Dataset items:
►

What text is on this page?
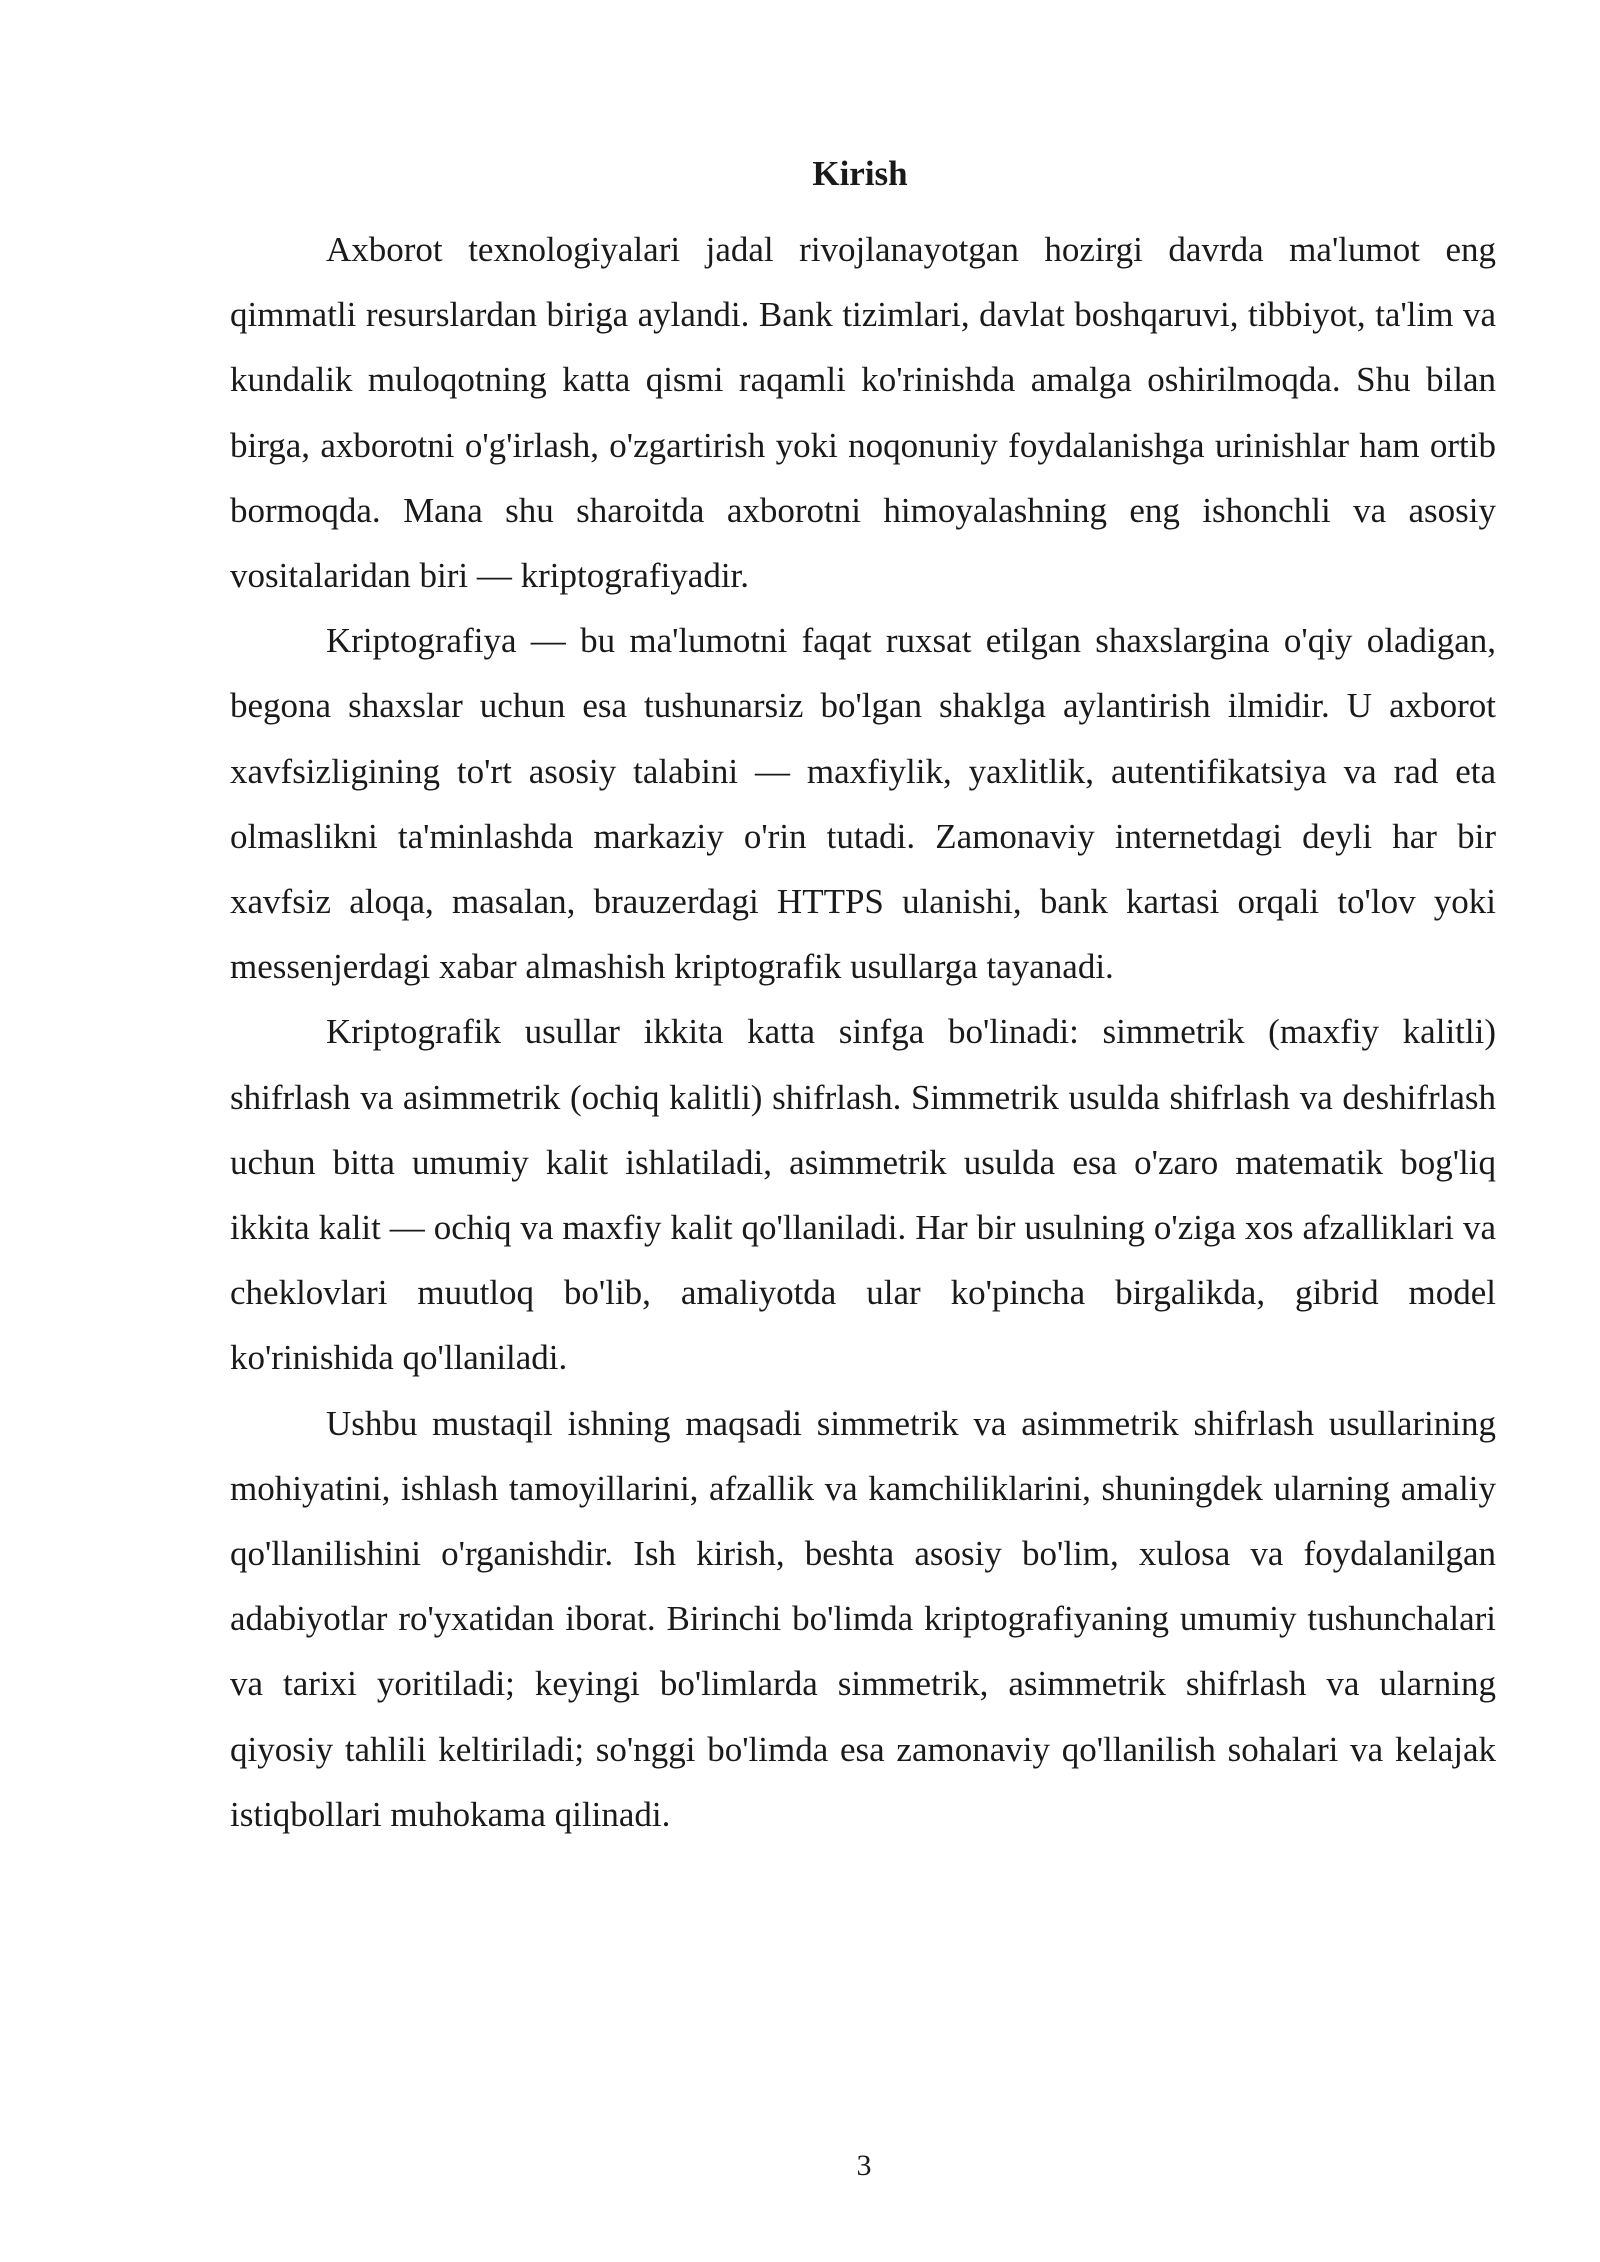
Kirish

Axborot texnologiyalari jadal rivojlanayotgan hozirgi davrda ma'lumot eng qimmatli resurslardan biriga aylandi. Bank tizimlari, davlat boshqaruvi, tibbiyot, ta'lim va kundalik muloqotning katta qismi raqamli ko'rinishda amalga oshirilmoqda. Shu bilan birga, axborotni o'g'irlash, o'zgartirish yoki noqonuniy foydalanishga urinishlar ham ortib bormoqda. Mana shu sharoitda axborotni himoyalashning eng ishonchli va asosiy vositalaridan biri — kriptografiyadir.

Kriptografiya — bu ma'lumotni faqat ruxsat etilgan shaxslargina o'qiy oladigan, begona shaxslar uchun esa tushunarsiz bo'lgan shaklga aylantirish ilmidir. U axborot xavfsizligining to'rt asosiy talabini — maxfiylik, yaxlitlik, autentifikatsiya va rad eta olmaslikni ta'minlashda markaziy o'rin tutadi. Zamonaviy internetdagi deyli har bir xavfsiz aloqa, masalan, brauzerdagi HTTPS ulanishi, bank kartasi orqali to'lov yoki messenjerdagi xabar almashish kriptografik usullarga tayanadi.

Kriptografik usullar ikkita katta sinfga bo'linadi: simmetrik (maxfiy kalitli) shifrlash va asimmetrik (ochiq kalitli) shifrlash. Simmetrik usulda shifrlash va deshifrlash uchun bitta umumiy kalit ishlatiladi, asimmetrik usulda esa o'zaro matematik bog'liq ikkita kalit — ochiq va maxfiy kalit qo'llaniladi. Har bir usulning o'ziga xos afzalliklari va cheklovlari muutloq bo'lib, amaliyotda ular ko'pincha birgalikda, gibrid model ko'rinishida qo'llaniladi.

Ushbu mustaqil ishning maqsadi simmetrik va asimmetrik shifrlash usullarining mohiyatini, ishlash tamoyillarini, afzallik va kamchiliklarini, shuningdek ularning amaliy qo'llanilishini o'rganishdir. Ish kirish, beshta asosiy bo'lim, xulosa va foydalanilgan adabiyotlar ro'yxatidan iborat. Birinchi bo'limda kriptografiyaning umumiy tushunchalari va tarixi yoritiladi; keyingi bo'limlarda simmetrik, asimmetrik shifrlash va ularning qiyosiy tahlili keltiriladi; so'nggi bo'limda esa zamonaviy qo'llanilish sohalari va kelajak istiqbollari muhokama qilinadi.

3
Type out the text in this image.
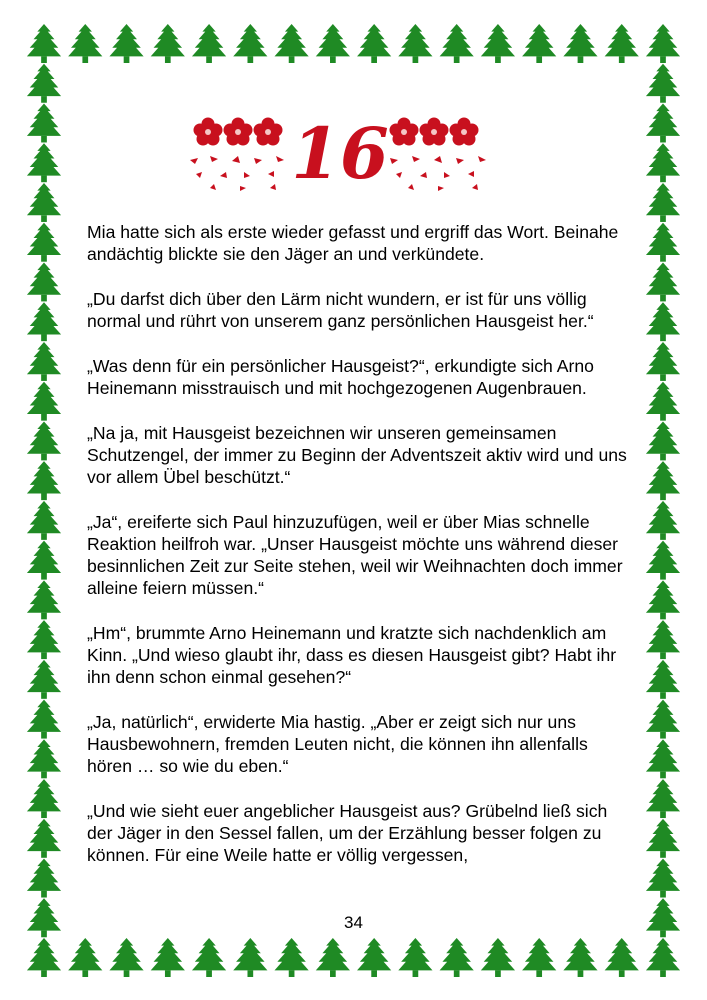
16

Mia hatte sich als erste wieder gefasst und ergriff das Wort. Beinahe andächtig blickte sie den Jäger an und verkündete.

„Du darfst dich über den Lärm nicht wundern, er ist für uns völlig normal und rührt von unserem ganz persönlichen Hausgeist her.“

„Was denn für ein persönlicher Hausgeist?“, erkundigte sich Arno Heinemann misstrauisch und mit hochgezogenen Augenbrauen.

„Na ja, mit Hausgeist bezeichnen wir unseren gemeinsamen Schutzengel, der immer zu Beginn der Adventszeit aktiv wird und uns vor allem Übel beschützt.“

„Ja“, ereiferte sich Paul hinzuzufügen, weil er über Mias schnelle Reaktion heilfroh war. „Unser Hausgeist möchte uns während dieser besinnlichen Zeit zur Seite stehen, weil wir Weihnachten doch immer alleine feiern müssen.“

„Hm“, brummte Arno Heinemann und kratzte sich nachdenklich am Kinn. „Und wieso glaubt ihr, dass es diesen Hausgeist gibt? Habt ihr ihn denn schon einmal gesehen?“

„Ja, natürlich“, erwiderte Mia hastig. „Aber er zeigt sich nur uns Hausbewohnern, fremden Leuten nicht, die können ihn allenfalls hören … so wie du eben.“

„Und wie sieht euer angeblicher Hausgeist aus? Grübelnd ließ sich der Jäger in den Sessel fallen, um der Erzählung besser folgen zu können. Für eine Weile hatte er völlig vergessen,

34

◄

Gather each line of the records holding the string "this".

What text is on this page?
Type out the text in this image.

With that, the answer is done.